• WHAT THIS TASK INVOLVES:
Report how many lines of the records below include the word "time". Give nothing but the number.

--- BEGIN MATERIAL FOR THE TASK ---

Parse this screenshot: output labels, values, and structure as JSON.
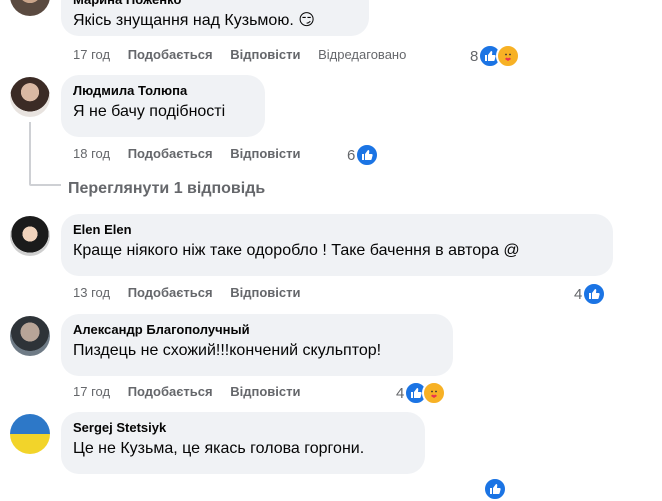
{
  "comments": [
    {
      "author": "Марина Ноженко",
      "text": "Якісь знущання над Кузьмою. 😏",
      "time": "17 год",
      "like_label": "Подобається",
      "reply_label": "Відповісти",
      "edited_label": "Відредаговано",
      "reaction_count": "8",
      "reactions": [
        "like-icon",
        "care-icon"
      ]
    },
    {
      "author": "Людмила Толюпа",
      "text": "Я не бачу подібності",
      "time": "18 год",
      "like_label": "Подобається",
      "reply_label": "Відповісти",
      "reaction_count": "6",
      "reactions": [
        "like-icon"
      ]
    },
    {
      "author": "Elen Elen",
      "text": "Краще ніякого ніж таке одоробло ! Таке бачення в автора @",
      "time": "13 год",
      "like_label": "Подобається",
      "reply_label": "Відповісти",
      "reaction_count": "4",
      "reactions": [
        "like-icon"
      ]
    },
    {
      "author": "Александр Благополучный",
      "text": "Пиздець не схожий!!!кончений скульптор!",
      "time": "17 год",
      "like_label": "Подобається",
      "reply_label": "Відповісти",
      "reaction_count": "4",
      "reactions": [
        "like-icon",
        "care-icon"
      ]
    },
    {
      "author": "Sergej Stetsiyk",
      "text": "Це не Кузьма, це якась голова горгони.",
      "reactions": [
        "like-icon"
      ]
    }
  ],
  "view_replies_label": "Переглянути 1 відповідь",
  "colors": {
    "like": "#1b74e4",
    "care": "#f7b125",
    "bubble": "#f0f2f5",
    "meta": "#65676b"
  }
}
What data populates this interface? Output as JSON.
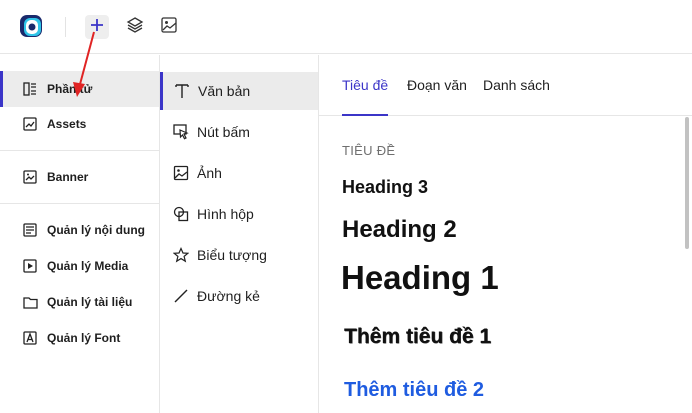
{
  "topbar": {
    "logo": "app-logo",
    "icons": [
      "plus-icon",
      "layers-icon",
      "image-icon"
    ]
  },
  "sidebar": {
    "items": [
      {
        "label": "Phần tử",
        "icon": "elements-icon"
      },
      {
        "label": "Assets",
        "icon": "assets-icon"
      },
      {
        "label": "Banner",
        "icon": "banner-icon"
      },
      {
        "label": "Quản lý nội dung",
        "icon": "content-icon"
      },
      {
        "label": "Quản lý Media",
        "icon": "media-icon"
      },
      {
        "label": "Quản lý tài liệu",
        "icon": "folder-icon"
      },
      {
        "label": "Quản lý Font",
        "icon": "font-icon"
      }
    ]
  },
  "elements": {
    "items": [
      {
        "label": "Văn bản",
        "icon": "text-icon"
      },
      {
        "label": "Nút bấm",
        "icon": "cursor-icon"
      },
      {
        "label": "Ảnh",
        "icon": "image-icon"
      },
      {
        "label": "Hình hộp",
        "icon": "shapes-icon"
      },
      {
        "label": "Biểu tượng",
        "icon": "star-icon"
      },
      {
        "label": "Đường kẻ",
        "icon": "line-icon"
      }
    ]
  },
  "content": {
    "tabs": [
      "Tiêu đề",
      "Đoạn văn",
      "Danh sách"
    ],
    "section_label": "TIÊU ĐỀ",
    "heading3": "Heading 3",
    "heading2": "Heading 2",
    "heading1": "Heading 1",
    "add_heading_1": "Thêm tiêu đề 1",
    "add_heading_2": "Thêm tiêu đề 2"
  },
  "colors": {
    "accent": "#3b35c8",
    "link_blue": "#1f5ce0",
    "annotation_red": "#e02424"
  }
}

--- END MATERIAL FOR THE TASK ---

• THE ANSWER:
4